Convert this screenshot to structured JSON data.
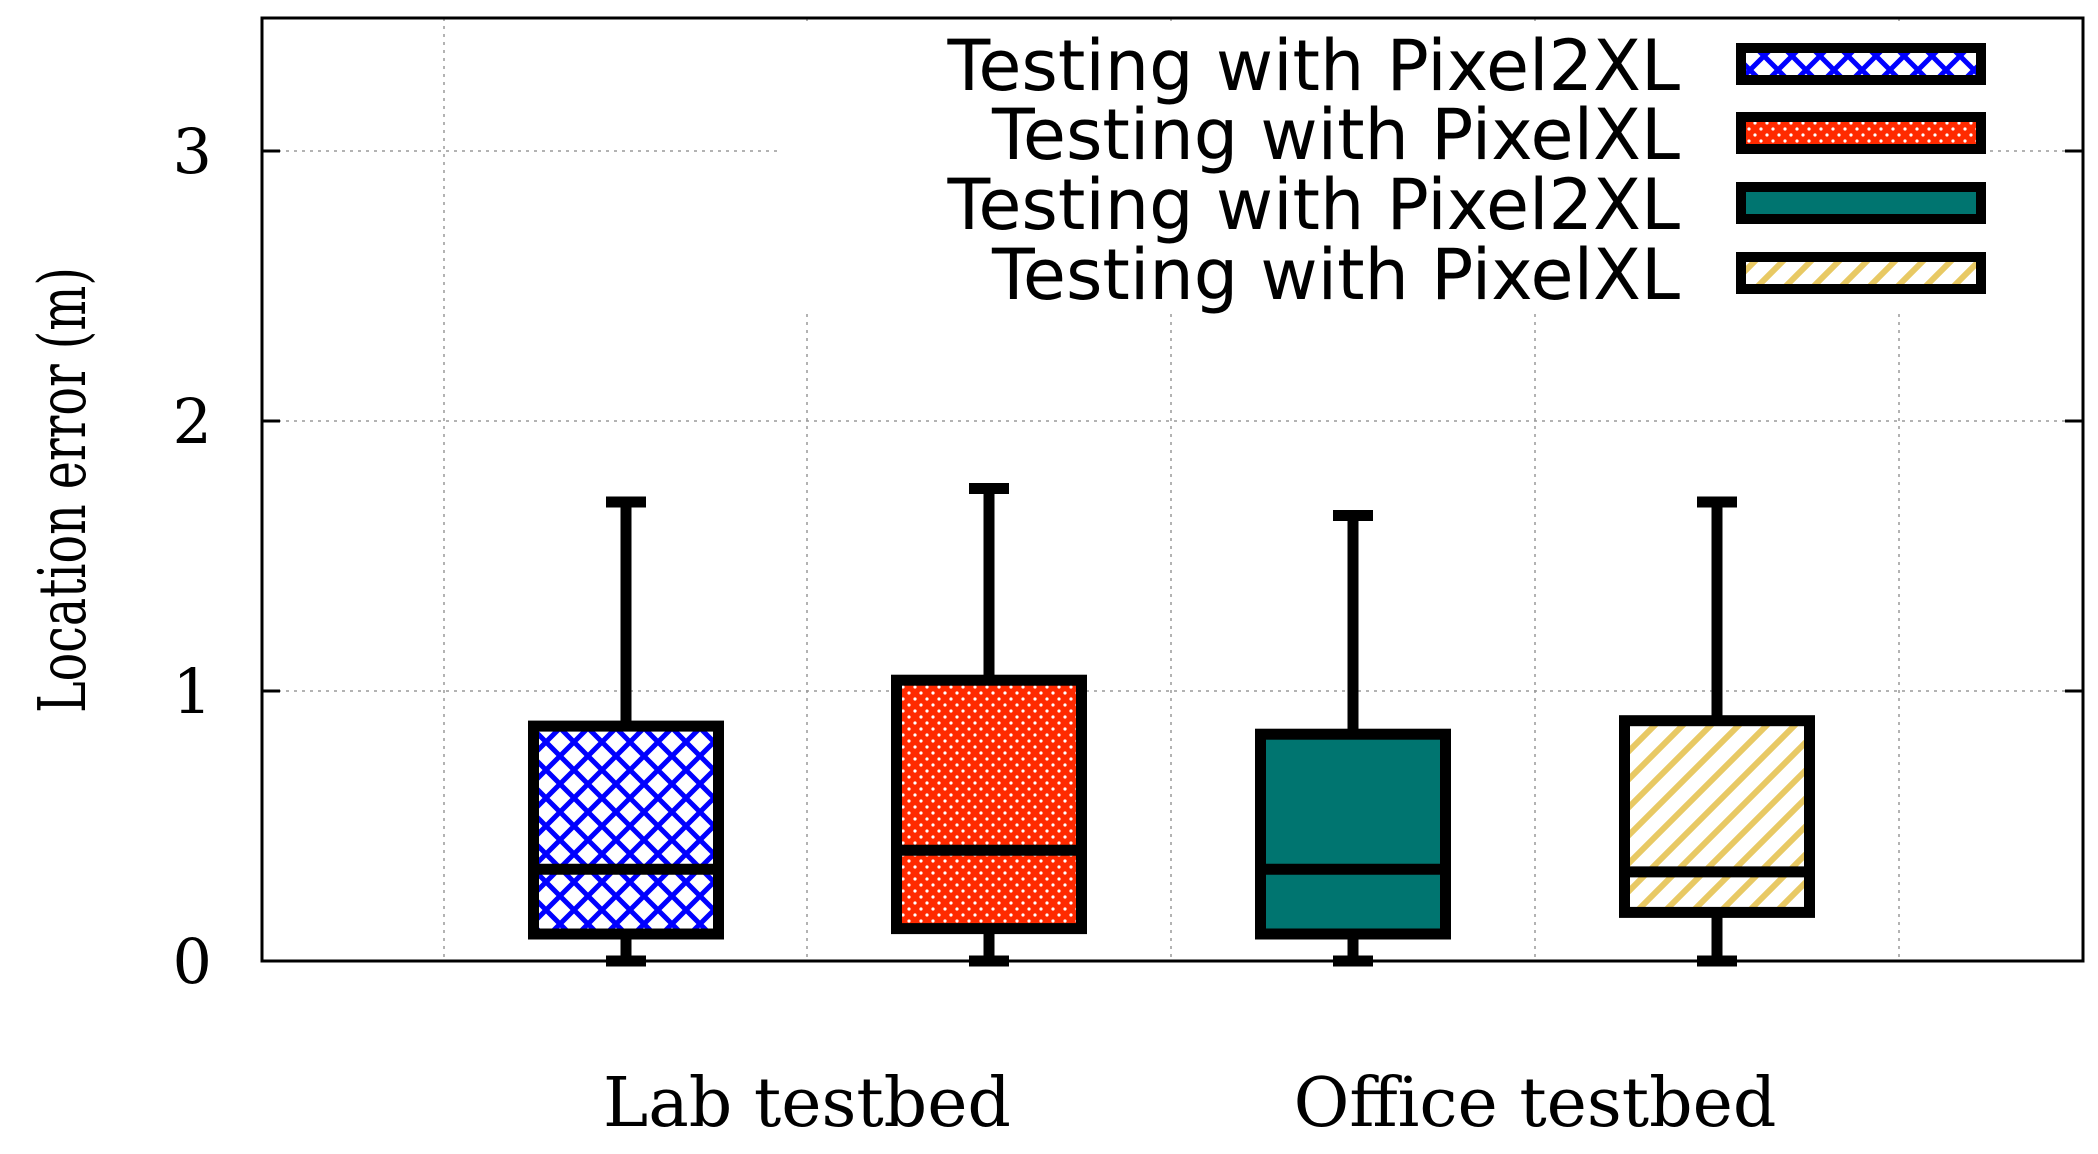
{
  "chart_data": {
    "type": "boxplot",
    "ylabel": "Location error (m)",
    "xlabel": "",
    "ylim": [
      0,
      3.5
    ],
    "yticks": [
      0,
      1,
      2,
      3
    ],
    "grid": true,
    "legend_position": "top-right",
    "groups": [
      "Lab testbed",
      "Office testbed"
    ],
    "series": [
      {
        "name": "Testing with Pixel2XL",
        "group": "Lab testbed",
        "pattern": "crosshatch",
        "color": "#0000ff",
        "min": 0,
        "q1": 0.1,
        "median": 0.34,
        "q3": 0.87,
        "max": 1.7
      },
      {
        "name": "Testing with PixelXL",
        "group": "Lab testbed",
        "pattern": "dots",
        "color": "#ff2a00",
        "min": 0,
        "q1": 0.12,
        "median": 0.41,
        "q3": 1.04,
        "max": 1.75
      },
      {
        "name": "Testing with Pixel2XL",
        "group": "Office testbed",
        "pattern": "solid",
        "color": "#007570",
        "min": 0,
        "q1": 0.1,
        "median": 0.34,
        "q3": 0.84,
        "max": 1.65
      },
      {
        "name": "Testing with PixelXL",
        "group": "Office testbed",
        "pattern": "diagonal",
        "color": "#e8c964",
        "min": 0,
        "q1": 0.18,
        "median": 0.33,
        "q3": 0.89,
        "max": 1.7
      }
    ]
  }
}
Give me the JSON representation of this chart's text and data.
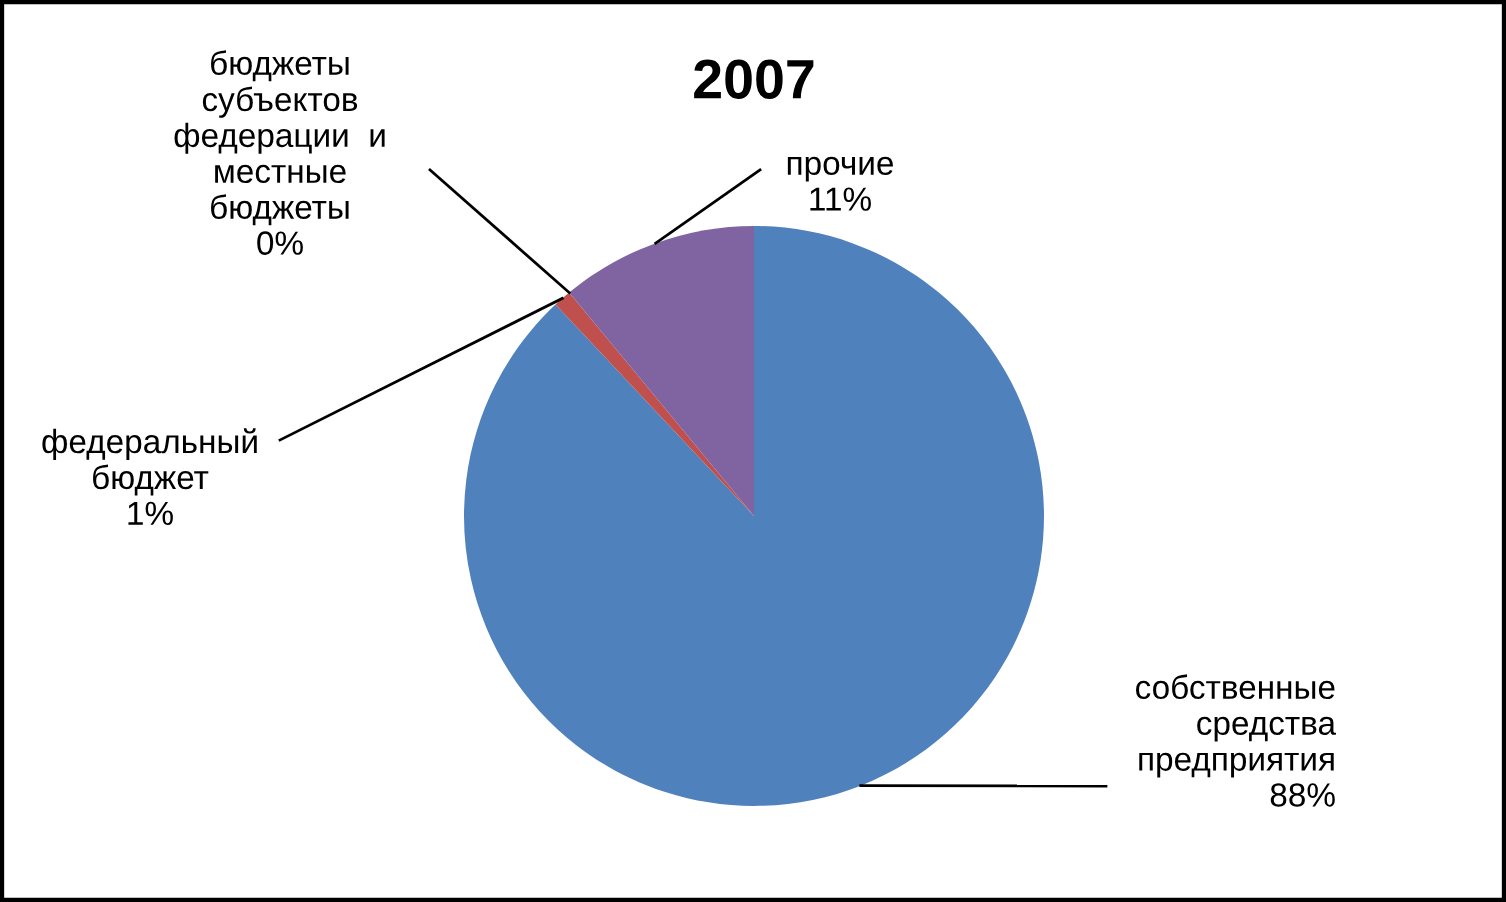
{
  "chart_data": {
    "type": "pie",
    "title": "2007",
    "categories": [
      "собственные средства предприятия",
      "федеральный бюджет",
      "бюджеты субъектов федерации  и местные бюджеты",
      "прочие"
    ],
    "values": [
      88,
      1,
      0,
      11
    ],
    "colors": [
      "#4f81bd",
      "#c0504d",
      "#9bbb59",
      "#8064a2"
    ],
    "value_labels": [
      "88%",
      "1%",
      "0%",
      "11%"
    ]
  }
}
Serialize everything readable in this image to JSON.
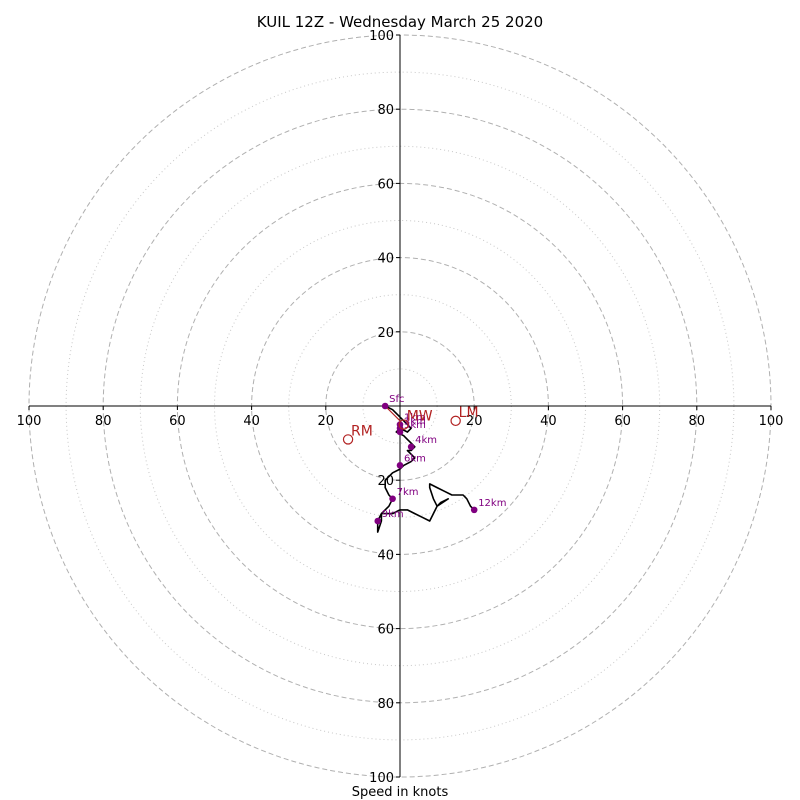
{
  "chart_data": {
    "type": "hodograph",
    "title": "KUIL 12Z - Wednesday March 25 2020",
    "xlabel": "Speed in knots",
    "xlim": [
      -100,
      100
    ],
    "ylim": [
      -100,
      100
    ],
    "ring_major": [
      20,
      40,
      60,
      80,
      100
    ],
    "ring_minor": [
      10,
      30,
      50,
      70,
      90
    ],
    "x_tick_labels": [
      "100",
      "80",
      "60",
      "40",
      "20",
      "20",
      "40",
      "60",
      "80",
      "100"
    ],
    "y_tick_labels": [
      "100",
      "80",
      "60",
      "40",
      "20",
      "20",
      "40",
      "60",
      "80",
      "100"
    ],
    "colors": {
      "trace": "#000000",
      "height_marker": "#800080",
      "motion": "#b22222",
      "grid": "#b0b0b0"
    },
    "trace": [
      [
        -4,
        0
      ],
      [
        -2,
        -1
      ],
      [
        0,
        -3
      ],
      [
        1,
        -4
      ],
      [
        2,
        -5
      ],
      [
        3,
        -6
      ],
      [
        2,
        -7
      ],
      [
        0,
        -6
      ],
      [
        -1,
        -7
      ],
      [
        1,
        -8
      ],
      [
        2,
        -9
      ],
      [
        3,
        -10
      ],
      [
        4,
        -11
      ],
      [
        3,
        -12
      ],
      [
        2,
        -12
      ],
      [
        3,
        -13
      ],
      [
        4,
        -14
      ],
      [
        3,
        -15
      ],
      [
        1,
        -16
      ],
      [
        0,
        -17
      ],
      [
        -2,
        -18
      ],
      [
        -3,
        -19
      ],
      [
        -4,
        -20
      ],
      [
        -4,
        -22
      ],
      [
        -3,
        -24
      ],
      [
        -2,
        -25
      ],
      [
        -3,
        -27
      ],
      [
        -5,
        -29
      ],
      [
        -6,
        -31
      ],
      [
        -6,
        -34
      ],
      [
        -5,
        -31
      ],
      [
        -5,
        -29
      ],
      [
        -2,
        -29
      ],
      [
        0,
        -28
      ],
      [
        2,
        -28
      ],
      [
        4,
        -29
      ],
      [
        6,
        -30
      ],
      [
        8,
        -31
      ],
      [
        9,
        -29
      ],
      [
        10,
        -27
      ],
      [
        11,
        -26
      ],
      [
        13,
        -25
      ],
      [
        10,
        -27
      ],
      [
        9,
        -29
      ],
      [
        10,
        -27
      ],
      [
        9,
        -25
      ],
      [
        8,
        -22
      ],
      [
        8,
        -21
      ],
      [
        10,
        -22
      ],
      [
        12,
        -23
      ],
      [
        14,
        -24
      ],
      [
        17,
        -24
      ],
      [
        18,
        -25
      ],
      [
        19,
        -27
      ],
      [
        20,
        -28
      ]
    ],
    "height_markers": [
      {
        "label": "Sfc",
        "u": -4,
        "v": 0
      },
      {
        "label": "1km",
        "u": 0,
        "v": -5
      },
      {
        "label": "2km",
        "u": 0,
        "v": -6
      },
      {
        "label": "3km",
        "u": 0,
        "v": -7
      },
      {
        "label": "4km",
        "u": 3,
        "v": -11
      },
      {
        "label": "6km",
        "u": 0,
        "v": -16
      },
      {
        "label": "7km",
        "u": -2,
        "v": -25
      },
      {
        "label": "9km",
        "u": -6,
        "v": -31
      },
      {
        "label": "12km",
        "u": 20,
        "v": -28
      }
    ],
    "storm_motion": [
      {
        "label": "RM",
        "u": -14,
        "v": -9
      },
      {
        "label": "LM",
        "u": 15,
        "v": -4
      },
      {
        "label": "MW",
        "u": 1,
        "v": -5
      }
    ]
  }
}
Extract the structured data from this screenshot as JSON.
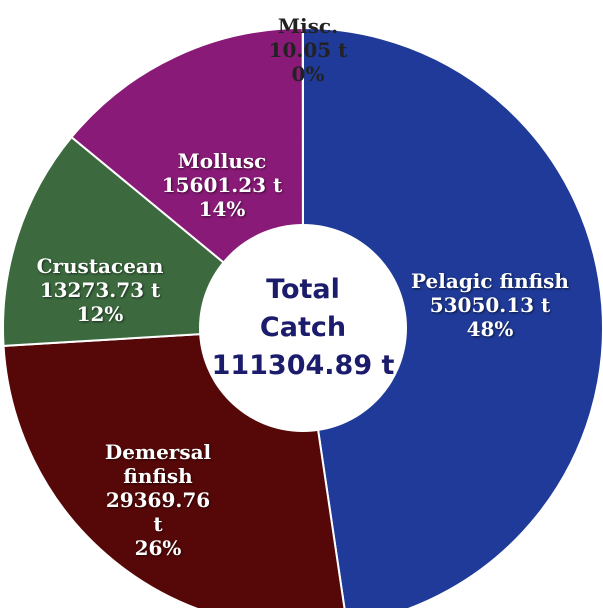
{
  "chart_data": {
    "type": "donut",
    "categories": [
      "Pelagic finfish",
      "Demersal finfish",
      "Crustacean",
      "Mollusc",
      "Misc."
    ],
    "values": [
      53050.13,
      29369.76,
      13273.73,
      15601.23,
      10.05
    ],
    "value_labels": [
      "53050.13 t",
      "29369.76 t",
      "13273.73 t",
      "15601.23 t",
      "10.05 t"
    ],
    "percentages": [
      48,
      26,
      12,
      14,
      0
    ],
    "percentage_labels": [
      "48%",
      "26%",
      "12%",
      "14%",
      "0%"
    ],
    "colors": [
      "#1f3a98",
      "#560808",
      "#3c6a3e",
      "#8a1a78",
      "#6a2a8a"
    ],
    "center_text": [
      "Total",
      "Catch",
      "111304.89 t"
    ]
  }
}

Instruction>
Transcribe the full listing above exactly, with the images removed.

Worked answer>
Convert this screenshot to structured JSON data.
{
  "chart_data": {
    "type": "boxplot",
    "ylabel": "Location error (m)",
    "xlabel": "",
    "ylim": [
      0,
      3.5
    ],
    "yticks": [
      0,
      1,
      2,
      3
    ],
    "grid": true,
    "legend_position": "top-right",
    "groups": [
      "Lab testbed",
      "Office testbed"
    ],
    "series": [
      {
        "name": "Testing with Pixel2XL",
        "group": "Lab testbed",
        "pattern": "crosshatch",
        "color": "#0000ff",
        "min": 0,
        "q1": 0.1,
        "median": 0.34,
        "q3": 0.87,
        "max": 1.7
      },
      {
        "name": "Testing with PixelXL",
        "group": "Lab testbed",
        "pattern": "dots",
        "color": "#ff2a00",
        "min": 0,
        "q1": 0.12,
        "median": 0.41,
        "q3": 1.04,
        "max": 1.75
      },
      {
        "name": "Testing with Pixel2XL",
        "group": "Office testbed",
        "pattern": "solid",
        "color": "#007570",
        "min": 0,
        "q1": 0.1,
        "median": 0.34,
        "q3": 0.84,
        "max": 1.65
      },
      {
        "name": "Testing with PixelXL",
        "group": "Office testbed",
        "pattern": "diagonal",
        "color": "#e8c964",
        "min": 0,
        "q1": 0.18,
        "median": 0.33,
        "q3": 0.89,
        "max": 1.7
      }
    ]
  }
}
Give me the JSON representation of this chart's text and data.
{
  "chart_data": {
    "type": "pie",
    "title": "2007",
    "categories": [
      "собственные средства предприятия",
      "федеральный бюджет",
      "бюджеты субъектов федерации  и местные бюджеты",
      "прочие"
    ],
    "values": [
      88,
      1,
      0,
      11
    ],
    "colors": [
      "#4f81bd",
      "#c0504d",
      "#9bbb59",
      "#8064a2"
    ],
    "value_labels": [
      "88%",
      "1%",
      "0%",
      "11%"
    ]
  }
}
Serialize everything readable in this image to JSON.
{
  "chart_data": {
    "type": "hodograph",
    "title": "KUIL 12Z - Wednesday March 25 2020",
    "xlabel": "Speed in knots",
    "xlim": [
      -100,
      100
    ],
    "ylim": [
      -100,
      100
    ],
    "ring_major": [
      20,
      40,
      60,
      80,
      100
    ],
    "ring_minor": [
      10,
      30,
      50,
      70,
      90
    ],
    "x_tick_labels": [
      "100",
      "80",
      "60",
      "40",
      "20",
      "20",
      "40",
      "60",
      "80",
      "100"
    ],
    "y_tick_labels": [
      "100",
      "80",
      "60",
      "40",
      "20",
      "20",
      "40",
      "60",
      "80",
      "100"
    ],
    "colors": {
      "trace": "#000000",
      "height_marker": "#800080",
      "motion": "#b22222",
      "grid": "#b0b0b0"
    },
    "trace": [
      [
        -4,
        0
      ],
      [
        -2,
        -1
      ],
      [
        0,
        -3
      ],
      [
        1,
        -4
      ],
      [
        2,
        -5
      ],
      [
        3,
        -6
      ],
      [
        2,
        -7
      ],
      [
        0,
        -6
      ],
      [
        -1,
        -7
      ],
      [
        1,
        -8
      ],
      [
        2,
        -9
      ],
      [
        3,
        -10
      ],
      [
        4,
        -11
      ],
      [
        3,
        -12
      ],
      [
        2,
        -12
      ],
      [
        3,
        -13
      ],
      [
        4,
        -14
      ],
      [
        3,
        -15
      ],
      [
        1,
        -16
      ],
      [
        0,
        -17
      ],
      [
        -2,
        -18
      ],
      [
        -3,
        -19
      ],
      [
        -4,
        -20
      ],
      [
        -4,
        -22
      ],
      [
        -3,
        -24
      ],
      [
        -2,
        -25
      ],
      [
        -3,
        -27
      ],
      [
        -5,
        -29
      ],
      [
        -6,
        -31
      ],
      [
        -6,
        -34
      ],
      [
        -5,
        -31
      ],
      [
        -5,
        -29
      ],
      [
        -2,
        -29
      ],
      [
        0,
        -28
      ],
      [
        2,
        -28
      ],
      [
        4,
        -29
      ],
      [
        6,
        -30
      ],
      [
        8,
        -31
      ],
      [
        9,
        -29
      ],
      [
        10,
        -27
      ],
      [
        11,
        -26
      ],
      [
        13,
        -25
      ],
      [
        10,
        -27
      ],
      [
        9,
        -29
      ],
      [
        10,
        -27
      ],
      [
        9,
        -25
      ],
      [
        8,
        -22
      ],
      [
        8,
        -21
      ],
      [
        10,
        -22
      ],
      [
        12,
        -23
      ],
      [
        14,
        -24
      ],
      [
        17,
        -24
      ],
      [
        18,
        -25
      ],
      [
        19,
        -27
      ],
      [
        20,
        -28
      ]
    ],
    "height_markers": [
      {
        "label": "Sfc",
        "u": -4,
        "v": 0
      },
      {
        "label": "1km",
        "u": 0,
        "v": -5
      },
      {
        "label": "2km",
        "u": 0,
        "v": -6
      },
      {
        "label": "3km",
        "u": 0,
        "v": -7
      },
      {
        "label": "4km",
        "u": 3,
        "v": -11
      },
      {
        "label": "6km",
        "u": 0,
        "v": -16
      },
      {
        "label": "7km",
        "u": -2,
        "v": -25
      },
      {
        "label": "9km",
        "u": -6,
        "v": -31
      },
      {
        "label": "12km",
        "u": 20,
        "v": -28
      }
    ],
    "storm_motion": [
      {
        "label": "RM",
        "u": -14,
        "v": -9
      },
      {
        "label": "LM",
        "u": 15,
        "v": -4
      },
      {
        "label": "MW",
        "u": 1,
        "v": -5
      }
    ]
  }
}
Extract the structured data from this screenshot as JSON.
{
  "chart_data": {
    "type": "donut",
    "categories": [
      "Pelagic finfish",
      "Demersal finfish",
      "Crustacean",
      "Mollusc",
      "Misc."
    ],
    "values": [
      53050.13,
      29369.76,
      13273.73,
      15601.23,
      10.05
    ],
    "value_labels": [
      "53050.13 t",
      "29369.76 t",
      "13273.73 t",
      "15601.23 t",
      "10.05 t"
    ],
    "percentages": [
      48,
      26,
      12,
      14,
      0
    ],
    "percentage_labels": [
      "48%",
      "26%",
      "12%",
      "14%",
      "0%"
    ],
    "colors": [
      "#1f3a98",
      "#560808",
      "#3c6a3e",
      "#8a1a78",
      "#6a2a8a"
    ],
    "center_text": [
      "Total",
      "Catch",
      "111304.89 t"
    ]
  }
}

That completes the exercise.